▶ _Requirement_
Look for "publication" in each line of the entries, and return the matching lines.

________________

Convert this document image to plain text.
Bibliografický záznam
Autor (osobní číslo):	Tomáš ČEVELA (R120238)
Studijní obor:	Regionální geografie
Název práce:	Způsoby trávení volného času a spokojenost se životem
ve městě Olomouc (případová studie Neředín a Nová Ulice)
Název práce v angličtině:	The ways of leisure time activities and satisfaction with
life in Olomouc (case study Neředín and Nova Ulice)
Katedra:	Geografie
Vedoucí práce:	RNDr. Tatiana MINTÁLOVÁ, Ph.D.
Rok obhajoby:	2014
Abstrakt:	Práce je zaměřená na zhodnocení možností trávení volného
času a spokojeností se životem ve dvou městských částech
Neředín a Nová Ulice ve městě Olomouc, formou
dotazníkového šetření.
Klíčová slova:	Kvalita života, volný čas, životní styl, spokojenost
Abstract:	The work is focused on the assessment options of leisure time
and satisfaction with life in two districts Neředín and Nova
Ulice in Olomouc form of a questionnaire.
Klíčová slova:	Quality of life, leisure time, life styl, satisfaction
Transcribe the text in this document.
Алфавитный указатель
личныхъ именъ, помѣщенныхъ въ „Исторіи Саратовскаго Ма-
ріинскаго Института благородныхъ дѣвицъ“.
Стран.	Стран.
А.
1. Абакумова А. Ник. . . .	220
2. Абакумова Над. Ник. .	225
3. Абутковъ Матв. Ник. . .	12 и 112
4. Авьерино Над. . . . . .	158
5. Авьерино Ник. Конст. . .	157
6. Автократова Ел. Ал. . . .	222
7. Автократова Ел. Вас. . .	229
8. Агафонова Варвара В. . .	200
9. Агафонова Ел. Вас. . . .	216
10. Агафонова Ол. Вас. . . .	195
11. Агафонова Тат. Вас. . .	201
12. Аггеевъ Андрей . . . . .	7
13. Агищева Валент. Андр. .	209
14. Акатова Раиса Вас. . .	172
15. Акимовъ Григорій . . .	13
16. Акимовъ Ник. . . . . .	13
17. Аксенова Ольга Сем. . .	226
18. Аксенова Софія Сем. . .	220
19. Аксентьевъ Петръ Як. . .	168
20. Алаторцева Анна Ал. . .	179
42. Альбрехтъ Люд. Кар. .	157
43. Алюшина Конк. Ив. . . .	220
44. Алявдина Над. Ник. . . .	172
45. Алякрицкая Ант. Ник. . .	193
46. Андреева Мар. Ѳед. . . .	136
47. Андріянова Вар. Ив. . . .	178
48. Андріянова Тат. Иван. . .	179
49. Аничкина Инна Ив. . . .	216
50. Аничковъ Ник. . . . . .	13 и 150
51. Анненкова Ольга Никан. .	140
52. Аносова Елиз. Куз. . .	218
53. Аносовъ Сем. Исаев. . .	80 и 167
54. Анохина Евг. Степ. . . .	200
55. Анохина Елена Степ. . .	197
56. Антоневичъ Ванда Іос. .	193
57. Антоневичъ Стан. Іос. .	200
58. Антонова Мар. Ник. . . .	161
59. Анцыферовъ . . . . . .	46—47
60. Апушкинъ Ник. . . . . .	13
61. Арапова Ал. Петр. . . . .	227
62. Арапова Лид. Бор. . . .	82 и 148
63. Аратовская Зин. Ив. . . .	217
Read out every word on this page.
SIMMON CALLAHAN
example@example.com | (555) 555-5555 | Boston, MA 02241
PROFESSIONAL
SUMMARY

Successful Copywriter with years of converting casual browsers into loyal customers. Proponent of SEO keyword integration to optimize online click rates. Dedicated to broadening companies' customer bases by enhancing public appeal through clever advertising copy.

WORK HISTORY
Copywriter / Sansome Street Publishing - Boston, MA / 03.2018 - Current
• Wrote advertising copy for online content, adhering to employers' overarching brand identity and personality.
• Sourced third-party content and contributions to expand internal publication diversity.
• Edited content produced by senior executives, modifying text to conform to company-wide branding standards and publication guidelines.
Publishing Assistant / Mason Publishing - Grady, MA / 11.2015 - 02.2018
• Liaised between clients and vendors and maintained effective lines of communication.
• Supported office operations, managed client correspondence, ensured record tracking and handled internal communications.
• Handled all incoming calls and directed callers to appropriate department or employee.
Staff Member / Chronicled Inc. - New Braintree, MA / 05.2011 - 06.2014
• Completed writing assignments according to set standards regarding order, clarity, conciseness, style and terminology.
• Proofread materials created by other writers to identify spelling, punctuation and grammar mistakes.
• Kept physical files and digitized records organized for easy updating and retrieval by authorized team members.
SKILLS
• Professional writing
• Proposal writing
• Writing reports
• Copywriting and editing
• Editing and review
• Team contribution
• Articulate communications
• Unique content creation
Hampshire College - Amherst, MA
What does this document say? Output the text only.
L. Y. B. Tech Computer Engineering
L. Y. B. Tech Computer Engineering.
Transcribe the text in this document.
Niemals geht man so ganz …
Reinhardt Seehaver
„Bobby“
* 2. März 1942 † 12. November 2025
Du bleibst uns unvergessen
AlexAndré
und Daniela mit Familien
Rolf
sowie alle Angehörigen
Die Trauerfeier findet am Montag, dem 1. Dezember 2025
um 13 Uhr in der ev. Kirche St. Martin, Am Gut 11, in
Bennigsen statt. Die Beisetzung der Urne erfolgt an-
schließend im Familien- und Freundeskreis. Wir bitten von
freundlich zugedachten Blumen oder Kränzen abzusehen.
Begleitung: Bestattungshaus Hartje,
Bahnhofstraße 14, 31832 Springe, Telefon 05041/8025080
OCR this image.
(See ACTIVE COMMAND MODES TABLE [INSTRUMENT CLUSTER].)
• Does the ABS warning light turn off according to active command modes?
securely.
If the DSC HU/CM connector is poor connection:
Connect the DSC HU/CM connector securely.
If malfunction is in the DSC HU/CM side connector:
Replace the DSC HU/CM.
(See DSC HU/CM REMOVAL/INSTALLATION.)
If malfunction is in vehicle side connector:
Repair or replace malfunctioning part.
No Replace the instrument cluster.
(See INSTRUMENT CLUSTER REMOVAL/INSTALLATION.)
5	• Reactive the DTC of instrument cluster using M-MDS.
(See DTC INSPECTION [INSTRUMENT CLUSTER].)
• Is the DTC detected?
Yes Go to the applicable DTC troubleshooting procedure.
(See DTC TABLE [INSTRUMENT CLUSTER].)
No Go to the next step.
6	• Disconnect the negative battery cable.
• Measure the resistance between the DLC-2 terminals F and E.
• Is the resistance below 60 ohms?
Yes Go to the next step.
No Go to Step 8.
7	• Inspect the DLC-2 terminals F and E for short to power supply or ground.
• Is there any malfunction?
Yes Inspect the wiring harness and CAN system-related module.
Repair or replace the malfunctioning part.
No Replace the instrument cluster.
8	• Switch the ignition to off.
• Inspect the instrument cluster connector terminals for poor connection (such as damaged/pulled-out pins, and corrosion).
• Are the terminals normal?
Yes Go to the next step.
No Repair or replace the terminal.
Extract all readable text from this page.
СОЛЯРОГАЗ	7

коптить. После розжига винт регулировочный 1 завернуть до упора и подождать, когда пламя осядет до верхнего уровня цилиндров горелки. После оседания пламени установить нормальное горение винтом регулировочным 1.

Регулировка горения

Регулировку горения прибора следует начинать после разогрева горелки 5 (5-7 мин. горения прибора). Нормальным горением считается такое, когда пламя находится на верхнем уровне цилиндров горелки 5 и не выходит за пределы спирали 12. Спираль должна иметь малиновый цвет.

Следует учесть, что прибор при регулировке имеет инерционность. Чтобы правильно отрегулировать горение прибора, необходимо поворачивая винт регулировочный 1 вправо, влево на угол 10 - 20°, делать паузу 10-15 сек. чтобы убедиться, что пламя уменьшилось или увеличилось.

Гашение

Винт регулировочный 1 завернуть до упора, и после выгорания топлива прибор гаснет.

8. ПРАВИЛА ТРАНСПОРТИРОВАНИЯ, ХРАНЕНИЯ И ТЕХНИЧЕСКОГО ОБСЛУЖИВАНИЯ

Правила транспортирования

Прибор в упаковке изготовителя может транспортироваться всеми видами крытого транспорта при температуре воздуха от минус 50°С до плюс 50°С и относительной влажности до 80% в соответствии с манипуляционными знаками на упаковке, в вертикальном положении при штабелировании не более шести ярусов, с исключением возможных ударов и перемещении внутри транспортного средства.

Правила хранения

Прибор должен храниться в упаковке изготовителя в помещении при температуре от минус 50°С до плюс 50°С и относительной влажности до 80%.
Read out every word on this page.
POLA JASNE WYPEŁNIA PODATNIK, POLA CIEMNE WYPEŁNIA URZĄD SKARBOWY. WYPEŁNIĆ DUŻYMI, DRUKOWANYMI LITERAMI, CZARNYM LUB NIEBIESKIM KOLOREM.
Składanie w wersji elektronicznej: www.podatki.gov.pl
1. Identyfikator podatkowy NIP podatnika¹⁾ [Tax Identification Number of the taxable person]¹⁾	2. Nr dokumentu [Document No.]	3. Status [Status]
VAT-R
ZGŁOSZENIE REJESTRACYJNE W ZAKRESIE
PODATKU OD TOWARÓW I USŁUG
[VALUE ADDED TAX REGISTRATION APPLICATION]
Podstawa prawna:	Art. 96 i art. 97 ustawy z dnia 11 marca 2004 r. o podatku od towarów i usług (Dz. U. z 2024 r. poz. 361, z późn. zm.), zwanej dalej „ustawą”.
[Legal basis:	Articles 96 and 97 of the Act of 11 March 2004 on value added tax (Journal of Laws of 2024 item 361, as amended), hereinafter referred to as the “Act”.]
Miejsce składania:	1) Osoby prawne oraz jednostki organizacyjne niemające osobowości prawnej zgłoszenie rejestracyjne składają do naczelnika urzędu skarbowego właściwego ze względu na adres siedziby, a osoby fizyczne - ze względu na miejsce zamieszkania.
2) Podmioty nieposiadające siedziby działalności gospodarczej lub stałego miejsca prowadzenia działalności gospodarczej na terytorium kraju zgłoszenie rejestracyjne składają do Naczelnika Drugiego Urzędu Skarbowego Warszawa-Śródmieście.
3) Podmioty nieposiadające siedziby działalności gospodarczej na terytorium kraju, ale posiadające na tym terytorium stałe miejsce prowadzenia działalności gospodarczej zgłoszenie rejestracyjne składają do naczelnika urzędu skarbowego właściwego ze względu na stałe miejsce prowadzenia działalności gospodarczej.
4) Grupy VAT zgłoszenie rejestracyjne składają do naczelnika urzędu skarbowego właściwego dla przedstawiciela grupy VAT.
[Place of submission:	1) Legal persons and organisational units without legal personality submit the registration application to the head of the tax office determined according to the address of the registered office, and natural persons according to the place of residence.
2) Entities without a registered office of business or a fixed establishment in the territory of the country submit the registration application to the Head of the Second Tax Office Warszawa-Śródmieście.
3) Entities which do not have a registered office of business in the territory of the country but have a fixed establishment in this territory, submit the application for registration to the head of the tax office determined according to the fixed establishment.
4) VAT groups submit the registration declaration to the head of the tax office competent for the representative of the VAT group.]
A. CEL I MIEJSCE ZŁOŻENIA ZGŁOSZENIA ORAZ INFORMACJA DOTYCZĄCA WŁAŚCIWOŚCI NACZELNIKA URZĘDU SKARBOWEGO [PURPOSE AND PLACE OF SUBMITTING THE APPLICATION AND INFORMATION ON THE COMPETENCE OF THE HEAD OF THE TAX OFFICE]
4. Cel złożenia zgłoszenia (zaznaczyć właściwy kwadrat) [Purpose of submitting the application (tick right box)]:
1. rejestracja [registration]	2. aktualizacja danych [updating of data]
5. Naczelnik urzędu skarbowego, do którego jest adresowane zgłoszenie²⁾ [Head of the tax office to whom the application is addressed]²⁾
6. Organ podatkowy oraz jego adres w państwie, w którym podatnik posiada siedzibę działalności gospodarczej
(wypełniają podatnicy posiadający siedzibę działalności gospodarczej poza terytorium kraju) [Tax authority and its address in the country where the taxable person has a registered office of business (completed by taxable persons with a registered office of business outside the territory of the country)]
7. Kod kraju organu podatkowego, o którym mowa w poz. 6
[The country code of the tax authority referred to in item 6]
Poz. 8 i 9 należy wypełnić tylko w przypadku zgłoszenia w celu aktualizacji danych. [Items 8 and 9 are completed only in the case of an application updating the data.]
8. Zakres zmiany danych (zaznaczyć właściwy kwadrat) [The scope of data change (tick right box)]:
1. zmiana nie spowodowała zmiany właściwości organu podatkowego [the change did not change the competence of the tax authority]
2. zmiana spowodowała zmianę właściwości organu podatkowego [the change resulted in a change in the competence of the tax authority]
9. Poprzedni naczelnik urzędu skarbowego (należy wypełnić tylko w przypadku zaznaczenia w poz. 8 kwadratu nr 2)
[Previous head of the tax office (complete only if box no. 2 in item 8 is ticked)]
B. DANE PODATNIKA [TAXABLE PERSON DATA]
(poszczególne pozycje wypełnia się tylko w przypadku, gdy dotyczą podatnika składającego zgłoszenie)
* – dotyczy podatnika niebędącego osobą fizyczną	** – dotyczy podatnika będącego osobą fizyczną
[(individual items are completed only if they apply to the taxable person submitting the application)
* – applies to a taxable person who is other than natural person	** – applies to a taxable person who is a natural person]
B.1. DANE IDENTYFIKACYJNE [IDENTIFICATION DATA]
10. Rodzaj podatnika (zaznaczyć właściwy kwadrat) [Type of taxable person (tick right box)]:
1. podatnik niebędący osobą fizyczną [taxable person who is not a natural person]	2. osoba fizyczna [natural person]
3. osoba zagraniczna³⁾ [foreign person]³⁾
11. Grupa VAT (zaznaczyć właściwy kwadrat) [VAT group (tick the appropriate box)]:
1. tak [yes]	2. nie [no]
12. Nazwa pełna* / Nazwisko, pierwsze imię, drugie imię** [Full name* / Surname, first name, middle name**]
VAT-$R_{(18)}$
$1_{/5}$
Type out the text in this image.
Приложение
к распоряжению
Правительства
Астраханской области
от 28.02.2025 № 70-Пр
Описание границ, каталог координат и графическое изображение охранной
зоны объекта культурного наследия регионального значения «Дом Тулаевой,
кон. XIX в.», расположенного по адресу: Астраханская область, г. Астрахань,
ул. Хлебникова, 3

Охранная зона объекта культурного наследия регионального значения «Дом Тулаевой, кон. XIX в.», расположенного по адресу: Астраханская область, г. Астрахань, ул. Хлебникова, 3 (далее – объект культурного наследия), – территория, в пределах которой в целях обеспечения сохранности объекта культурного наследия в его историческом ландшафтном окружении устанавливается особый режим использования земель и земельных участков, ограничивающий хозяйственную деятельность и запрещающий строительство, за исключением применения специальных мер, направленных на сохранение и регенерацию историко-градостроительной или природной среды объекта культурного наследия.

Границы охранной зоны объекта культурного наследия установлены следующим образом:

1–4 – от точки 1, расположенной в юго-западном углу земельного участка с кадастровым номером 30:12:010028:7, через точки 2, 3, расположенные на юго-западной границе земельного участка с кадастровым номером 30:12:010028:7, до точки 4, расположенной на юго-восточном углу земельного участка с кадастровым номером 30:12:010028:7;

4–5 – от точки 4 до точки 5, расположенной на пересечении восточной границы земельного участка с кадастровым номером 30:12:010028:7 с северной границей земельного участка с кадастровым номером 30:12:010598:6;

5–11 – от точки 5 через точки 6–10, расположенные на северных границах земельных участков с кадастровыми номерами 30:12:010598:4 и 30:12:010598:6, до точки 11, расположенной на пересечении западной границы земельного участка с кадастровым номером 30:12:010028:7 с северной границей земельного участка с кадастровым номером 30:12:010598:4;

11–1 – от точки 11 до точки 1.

________________

▶ _Task result_
• Sourced third-party content and contributions to expand internal publication diversity.
• Edited content produced by senior executives, modifying text to conform to company-wide branding standards and publication guidelines.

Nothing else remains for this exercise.